Look through the material below, count the lines containing the word "Класс", and state only the count.

** start of DATA SHOWN **

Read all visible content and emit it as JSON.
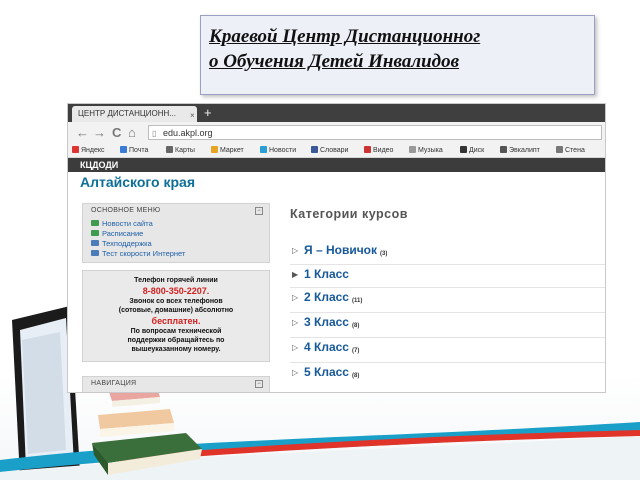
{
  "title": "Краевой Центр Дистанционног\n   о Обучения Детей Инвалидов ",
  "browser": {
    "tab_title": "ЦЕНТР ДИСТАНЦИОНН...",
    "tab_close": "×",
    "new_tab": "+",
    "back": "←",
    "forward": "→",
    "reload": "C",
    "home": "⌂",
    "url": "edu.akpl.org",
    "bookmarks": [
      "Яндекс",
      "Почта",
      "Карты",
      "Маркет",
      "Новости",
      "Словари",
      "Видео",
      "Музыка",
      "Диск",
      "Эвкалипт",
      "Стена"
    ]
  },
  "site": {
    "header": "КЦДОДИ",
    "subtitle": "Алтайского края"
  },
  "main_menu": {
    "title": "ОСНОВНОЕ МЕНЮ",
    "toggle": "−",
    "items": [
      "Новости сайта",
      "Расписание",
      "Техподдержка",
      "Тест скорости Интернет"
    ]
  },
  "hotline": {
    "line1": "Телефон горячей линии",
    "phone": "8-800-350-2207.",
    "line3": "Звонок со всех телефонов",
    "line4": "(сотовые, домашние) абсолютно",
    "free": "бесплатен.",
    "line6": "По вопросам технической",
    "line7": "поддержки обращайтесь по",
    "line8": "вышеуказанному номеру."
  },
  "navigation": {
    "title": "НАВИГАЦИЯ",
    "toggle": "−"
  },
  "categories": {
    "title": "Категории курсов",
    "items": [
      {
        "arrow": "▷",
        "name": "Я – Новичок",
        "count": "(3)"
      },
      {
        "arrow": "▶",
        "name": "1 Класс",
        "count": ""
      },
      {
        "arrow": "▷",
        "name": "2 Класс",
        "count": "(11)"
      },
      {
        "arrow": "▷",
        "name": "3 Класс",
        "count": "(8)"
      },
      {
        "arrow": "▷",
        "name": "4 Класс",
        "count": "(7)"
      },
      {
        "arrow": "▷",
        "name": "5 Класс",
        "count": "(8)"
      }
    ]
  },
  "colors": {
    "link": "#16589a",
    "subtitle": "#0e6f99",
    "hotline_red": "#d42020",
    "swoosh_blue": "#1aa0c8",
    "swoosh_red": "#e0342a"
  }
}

** end of DATA SHOWN **
** start of DATA SHOWN **

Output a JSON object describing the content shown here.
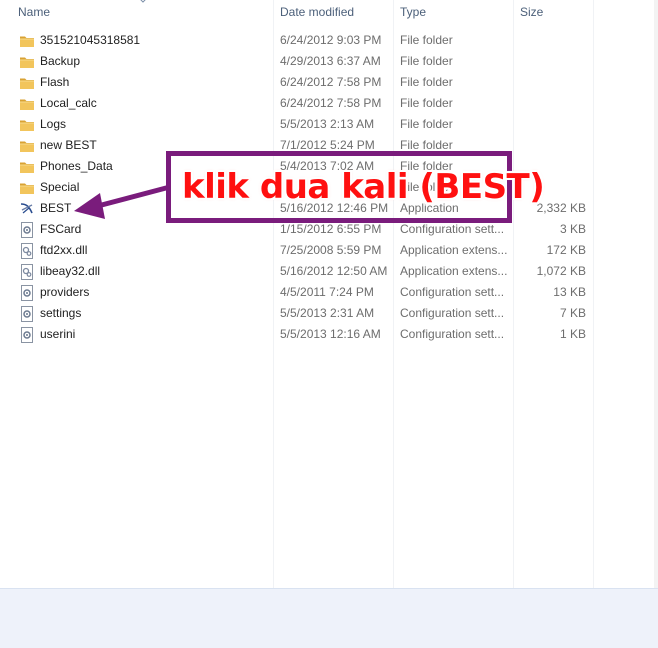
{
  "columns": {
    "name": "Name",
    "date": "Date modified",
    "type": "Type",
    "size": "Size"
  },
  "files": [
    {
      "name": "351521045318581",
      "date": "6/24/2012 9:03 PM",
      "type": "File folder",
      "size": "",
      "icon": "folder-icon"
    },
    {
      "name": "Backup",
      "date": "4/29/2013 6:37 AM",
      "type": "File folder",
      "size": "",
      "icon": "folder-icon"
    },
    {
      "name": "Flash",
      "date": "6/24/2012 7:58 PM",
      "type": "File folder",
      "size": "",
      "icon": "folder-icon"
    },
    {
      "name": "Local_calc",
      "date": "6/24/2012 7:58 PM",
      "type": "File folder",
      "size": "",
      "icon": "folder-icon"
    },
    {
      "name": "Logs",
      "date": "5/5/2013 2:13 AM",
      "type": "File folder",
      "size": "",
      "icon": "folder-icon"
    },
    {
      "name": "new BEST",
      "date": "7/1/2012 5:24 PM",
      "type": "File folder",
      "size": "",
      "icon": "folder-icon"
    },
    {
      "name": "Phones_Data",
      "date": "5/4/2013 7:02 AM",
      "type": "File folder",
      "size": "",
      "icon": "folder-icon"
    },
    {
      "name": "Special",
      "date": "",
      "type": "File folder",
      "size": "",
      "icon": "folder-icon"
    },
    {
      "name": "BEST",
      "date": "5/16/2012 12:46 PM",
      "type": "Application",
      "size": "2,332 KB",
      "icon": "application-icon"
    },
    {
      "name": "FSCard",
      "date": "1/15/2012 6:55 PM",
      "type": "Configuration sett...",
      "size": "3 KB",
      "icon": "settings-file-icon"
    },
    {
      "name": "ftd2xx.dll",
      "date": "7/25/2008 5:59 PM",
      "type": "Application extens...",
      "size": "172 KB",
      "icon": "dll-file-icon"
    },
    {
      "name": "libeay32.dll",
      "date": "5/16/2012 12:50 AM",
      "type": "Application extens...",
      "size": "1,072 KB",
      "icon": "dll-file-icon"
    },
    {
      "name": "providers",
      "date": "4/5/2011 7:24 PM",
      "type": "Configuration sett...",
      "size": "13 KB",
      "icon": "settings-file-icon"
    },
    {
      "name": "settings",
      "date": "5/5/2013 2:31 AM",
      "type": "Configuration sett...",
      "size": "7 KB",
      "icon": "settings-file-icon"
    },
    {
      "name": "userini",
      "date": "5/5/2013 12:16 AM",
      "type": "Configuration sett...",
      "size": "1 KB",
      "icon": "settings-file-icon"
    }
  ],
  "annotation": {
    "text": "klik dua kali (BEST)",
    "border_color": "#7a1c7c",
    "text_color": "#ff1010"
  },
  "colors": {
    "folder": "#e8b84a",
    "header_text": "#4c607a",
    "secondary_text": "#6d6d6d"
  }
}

** end of DATA SHOWN **

FINISHED EXERCISE:
5